» **Extrait**
------------------------------

Un édifice de brique jaune de quatre étages aux couloirs défraîchis qui ceinture une cour intérieure des plus anonymes. Un espace gazonné plus ou moins bien entretenu. Et des adolescents qui flânent un peu ici et là. C'est dans un complexe immobilier comme il y en a des centaines en banlieue parisienne qu'a grandi l'un des kamikazes du Bataclan.

Samy Amimour, 28 ans, né en France de parents algériens: un garçon «comme les autres», «tranquille», «timide», «poli» et «qui s'occupait de ses affaires», énumèrent ceux qui ont grandi avec lui. Mais un garçon qui faisait aussi l'objet d'un mandat d'arrêt international depuis un séjour illégal en Syrie l'an dernier, a révélé le parquet antiterroriste de Paris.

C'est vers 2011 que le jeune homme, alors chauffeur d'autobus pour la Régie autonome des transports parisiens, aurait commencé à se radicaliser. «Il faisait la ligne 148. On le voyait souvent», se souvient Mouzammil Mohamed, un garçon qui l'accompagnait parfois à la mosquée.

Perquisition

Le terroriste, que l'on décrit petit et trapu, s'est à l'époque mis à fréquenter une nouvelle mosquée dans un quartier voisin du sien, confie à La Presse un ami d'enfance. Une information que confirment les autorités politiques du secteur.

«Il s'est mis dans la religion. Ils lui ont bourré le crâne. Il y a des radicaux dans toutes les mosquées. Pas les prêcheurs, mais des gens qui attendent à la sortie et qui parlent d'un autre monde où il faut aller», dit l'ami, qui habite le même complexe immobilier que la famille Amimour. À la maison, Samy voulait d'ailleurs forcer sa mère et ses soeurs à porter le voile islamique.

Nous sommes à Drancy, en Seine-Saint-Denis. Au coeur du «93», comme l'appellent ses habitants, cette banlieue devenue célèbre lors des émeutes de 2005, là où Nicolas Sarkozy, alors ministre de l'Intérieur, avait mis le feu aux poudres en lançant cette phrase assassine: «Vous en avez assez de cette bande de racailles, hein? Eh bien, on va vous en débarrasser.»

------------------------------

» **Lignes fournies**
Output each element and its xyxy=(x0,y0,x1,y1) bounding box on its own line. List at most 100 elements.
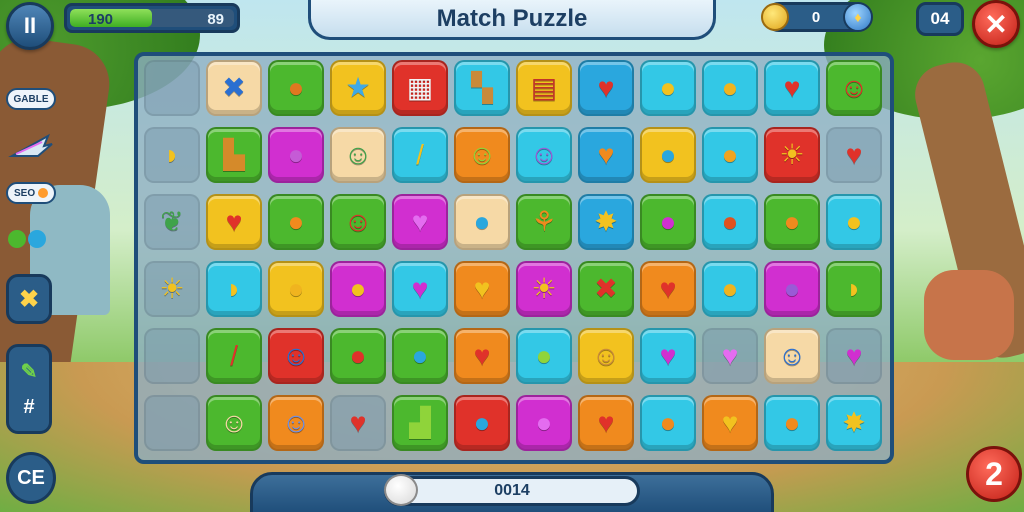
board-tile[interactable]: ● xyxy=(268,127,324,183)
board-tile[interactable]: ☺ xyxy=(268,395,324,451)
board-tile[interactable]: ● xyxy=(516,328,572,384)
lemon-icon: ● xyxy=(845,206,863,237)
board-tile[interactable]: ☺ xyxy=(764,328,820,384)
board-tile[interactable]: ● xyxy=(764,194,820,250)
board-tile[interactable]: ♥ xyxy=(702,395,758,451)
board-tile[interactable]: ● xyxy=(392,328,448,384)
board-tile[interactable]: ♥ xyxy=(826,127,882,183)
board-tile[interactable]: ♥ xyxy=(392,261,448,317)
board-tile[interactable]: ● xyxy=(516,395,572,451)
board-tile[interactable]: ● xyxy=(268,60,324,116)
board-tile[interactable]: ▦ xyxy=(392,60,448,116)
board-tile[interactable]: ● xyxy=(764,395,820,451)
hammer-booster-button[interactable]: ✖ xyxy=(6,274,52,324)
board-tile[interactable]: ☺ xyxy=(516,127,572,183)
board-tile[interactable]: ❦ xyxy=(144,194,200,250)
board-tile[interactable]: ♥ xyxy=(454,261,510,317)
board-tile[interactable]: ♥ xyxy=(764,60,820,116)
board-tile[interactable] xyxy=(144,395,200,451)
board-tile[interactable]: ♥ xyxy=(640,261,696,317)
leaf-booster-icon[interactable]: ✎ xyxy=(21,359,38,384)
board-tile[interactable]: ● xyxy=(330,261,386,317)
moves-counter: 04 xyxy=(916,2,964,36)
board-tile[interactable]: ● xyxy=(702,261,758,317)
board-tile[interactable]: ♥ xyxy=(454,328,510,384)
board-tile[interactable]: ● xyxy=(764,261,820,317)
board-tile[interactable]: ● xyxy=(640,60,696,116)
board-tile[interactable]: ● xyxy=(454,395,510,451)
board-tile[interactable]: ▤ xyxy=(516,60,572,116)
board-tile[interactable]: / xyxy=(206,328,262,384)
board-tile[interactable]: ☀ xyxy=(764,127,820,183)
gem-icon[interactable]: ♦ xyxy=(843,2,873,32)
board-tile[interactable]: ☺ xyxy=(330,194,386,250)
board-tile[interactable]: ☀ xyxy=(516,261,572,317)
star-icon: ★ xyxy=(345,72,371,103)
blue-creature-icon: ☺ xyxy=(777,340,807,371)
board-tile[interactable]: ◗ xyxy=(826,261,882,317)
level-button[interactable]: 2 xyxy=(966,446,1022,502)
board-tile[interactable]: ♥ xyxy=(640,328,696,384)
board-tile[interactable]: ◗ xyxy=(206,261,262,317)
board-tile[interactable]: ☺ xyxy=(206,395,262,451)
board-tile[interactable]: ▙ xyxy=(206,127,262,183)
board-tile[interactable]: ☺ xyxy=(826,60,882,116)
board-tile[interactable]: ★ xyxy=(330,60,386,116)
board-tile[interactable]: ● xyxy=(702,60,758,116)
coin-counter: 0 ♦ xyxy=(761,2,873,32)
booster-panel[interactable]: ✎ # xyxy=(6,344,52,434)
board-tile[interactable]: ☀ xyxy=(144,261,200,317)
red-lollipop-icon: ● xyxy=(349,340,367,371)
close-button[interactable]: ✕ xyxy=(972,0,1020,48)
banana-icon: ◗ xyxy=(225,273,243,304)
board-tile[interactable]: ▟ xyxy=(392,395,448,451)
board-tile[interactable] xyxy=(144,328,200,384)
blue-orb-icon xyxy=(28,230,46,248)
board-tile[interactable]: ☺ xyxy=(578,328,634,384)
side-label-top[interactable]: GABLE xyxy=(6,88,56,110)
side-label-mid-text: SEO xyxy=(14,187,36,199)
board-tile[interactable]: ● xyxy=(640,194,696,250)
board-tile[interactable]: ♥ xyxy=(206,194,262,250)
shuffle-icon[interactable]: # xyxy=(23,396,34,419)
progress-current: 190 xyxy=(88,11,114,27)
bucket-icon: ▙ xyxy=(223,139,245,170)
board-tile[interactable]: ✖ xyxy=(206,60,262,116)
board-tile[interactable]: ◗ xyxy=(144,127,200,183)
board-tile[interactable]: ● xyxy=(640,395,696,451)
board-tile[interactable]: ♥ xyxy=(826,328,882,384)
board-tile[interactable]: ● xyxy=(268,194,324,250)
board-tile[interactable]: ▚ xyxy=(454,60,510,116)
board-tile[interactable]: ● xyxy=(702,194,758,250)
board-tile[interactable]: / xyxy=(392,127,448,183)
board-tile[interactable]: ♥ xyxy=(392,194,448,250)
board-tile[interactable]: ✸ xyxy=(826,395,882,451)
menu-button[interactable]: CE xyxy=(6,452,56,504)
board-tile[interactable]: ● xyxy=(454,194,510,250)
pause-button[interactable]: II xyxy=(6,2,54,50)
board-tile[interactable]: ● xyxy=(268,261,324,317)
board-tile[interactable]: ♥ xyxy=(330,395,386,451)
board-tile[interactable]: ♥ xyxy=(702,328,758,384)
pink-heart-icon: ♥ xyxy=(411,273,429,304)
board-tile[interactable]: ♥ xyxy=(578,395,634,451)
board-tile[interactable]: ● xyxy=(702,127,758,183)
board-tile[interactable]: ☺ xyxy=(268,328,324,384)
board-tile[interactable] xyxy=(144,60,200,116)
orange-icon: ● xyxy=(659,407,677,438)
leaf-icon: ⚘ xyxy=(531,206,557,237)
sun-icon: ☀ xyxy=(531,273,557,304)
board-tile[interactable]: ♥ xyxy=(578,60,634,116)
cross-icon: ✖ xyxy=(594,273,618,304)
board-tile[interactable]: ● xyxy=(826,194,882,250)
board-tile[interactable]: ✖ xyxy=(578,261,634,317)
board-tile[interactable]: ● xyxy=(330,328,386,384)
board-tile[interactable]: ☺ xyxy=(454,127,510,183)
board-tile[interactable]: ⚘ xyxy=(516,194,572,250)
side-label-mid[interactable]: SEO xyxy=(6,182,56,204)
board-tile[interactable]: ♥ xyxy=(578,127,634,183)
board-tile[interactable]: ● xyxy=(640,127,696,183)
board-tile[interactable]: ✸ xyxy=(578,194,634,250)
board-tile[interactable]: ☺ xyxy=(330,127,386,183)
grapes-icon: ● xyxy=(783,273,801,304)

------------------------------

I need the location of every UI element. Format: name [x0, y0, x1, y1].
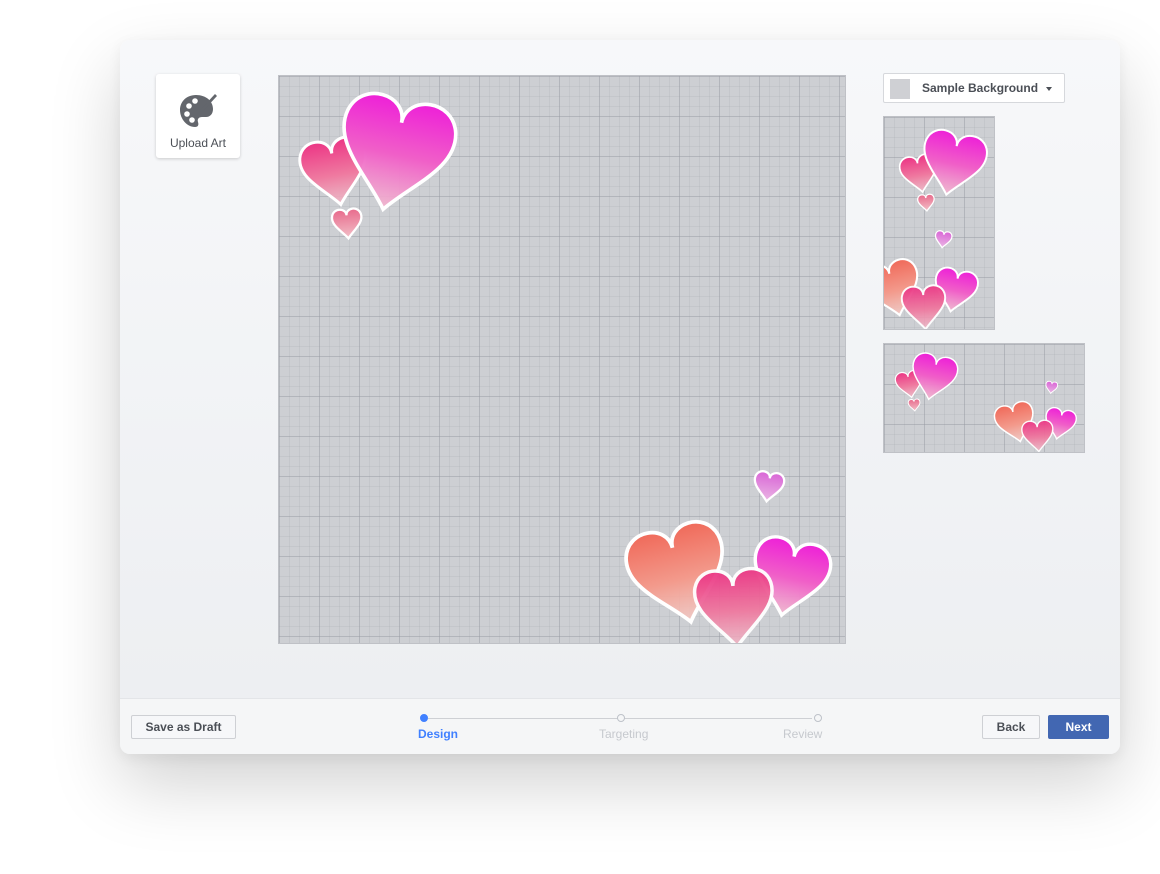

------------------------------

» **Consignes de travail**
D'après l'extrait, sur quel numéro de bus Samy Amimour travaillait-il comme chauffeur ?

» **Réponse complète**
Le 148.